[Material provided]

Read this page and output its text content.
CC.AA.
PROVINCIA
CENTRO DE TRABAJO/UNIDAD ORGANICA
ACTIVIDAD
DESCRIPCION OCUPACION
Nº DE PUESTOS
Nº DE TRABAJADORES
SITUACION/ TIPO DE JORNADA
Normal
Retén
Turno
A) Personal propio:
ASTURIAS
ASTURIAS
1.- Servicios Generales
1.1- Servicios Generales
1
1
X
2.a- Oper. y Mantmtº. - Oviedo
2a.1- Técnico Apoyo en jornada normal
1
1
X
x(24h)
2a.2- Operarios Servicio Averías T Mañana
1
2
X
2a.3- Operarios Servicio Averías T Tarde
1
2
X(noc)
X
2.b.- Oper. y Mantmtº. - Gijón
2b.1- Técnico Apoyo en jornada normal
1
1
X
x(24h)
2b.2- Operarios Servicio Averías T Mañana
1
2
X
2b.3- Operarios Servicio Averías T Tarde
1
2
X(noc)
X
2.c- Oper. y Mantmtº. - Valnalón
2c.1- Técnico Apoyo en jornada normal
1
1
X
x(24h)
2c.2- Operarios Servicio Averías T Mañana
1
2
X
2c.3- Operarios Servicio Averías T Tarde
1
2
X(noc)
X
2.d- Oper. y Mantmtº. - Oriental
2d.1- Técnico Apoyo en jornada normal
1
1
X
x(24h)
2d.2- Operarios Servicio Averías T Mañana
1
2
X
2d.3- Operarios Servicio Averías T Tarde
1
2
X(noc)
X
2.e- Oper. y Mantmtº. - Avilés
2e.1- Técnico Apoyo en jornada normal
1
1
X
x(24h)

[Short problem] From the listing above, extract all records word for word.

[Exercise answer]
Read this page and output its text content.
CC.AA.
PROVINCIA
CENTRO DE TRABAJO/UNIDAD ORGANICA
ACTIVIDAD
DESCRIPCION OCUPACION
Nº DE PUESTOS
Nº DE TRABAJADORES
SITUACION/ TIPO DE JORNADA
Normal
Retén
Turno
A) Personal propio:
ASTURIAS
ASTURIAS
1.- Servicios Generales
1.1- Servicios Generales
1
1
X
2.a- Oper. y Mantmtº. - Oviedo
2a.1- Técnico Apoyo en jornada normal
1
1
X
x(24h)
2a.2- Operarios Servicio Averías T Mañana
1
2
X
2a.3- Operarios Servicio Averías T Tarde
1
2
X(noc)
X
2.b.- Oper. y Mantmtº. - Gijón
2b.1- Técnico Apoyo en jornada normal
1
1
X
x(24h)
2b.2- Operarios Servicio Averías T Mañana
1
2
X
2b.3- Operarios Servicio Averías T Tarde
1
2
X(noc)
X
2.c- Oper. y Mantmtº. - Valnalón
2c.1- Técnico Apoyo en jornada normal
1
1
X
x(24h)
2c.2- Operarios Servicio Averías T Mañana
1
2
X
2c.3- Operarios Servicio Averías T Tarde
1
2
X(noc)
X
2.d- Oper. y Mantmtº. - Oriental
2d.1- Técnico Apoyo en jornada normal
1
1
X
x(24h)
2d.2- Operarios Servicio Averías T Mañana
1
2
X
2d.3- Operarios Servicio Averías T Tarde
1
2
X(noc)
X
2.e- Oper. y Mantmtº. - Avilés
2e.1- Técnico Apoyo en jornada normal
1
1
X
x(24h)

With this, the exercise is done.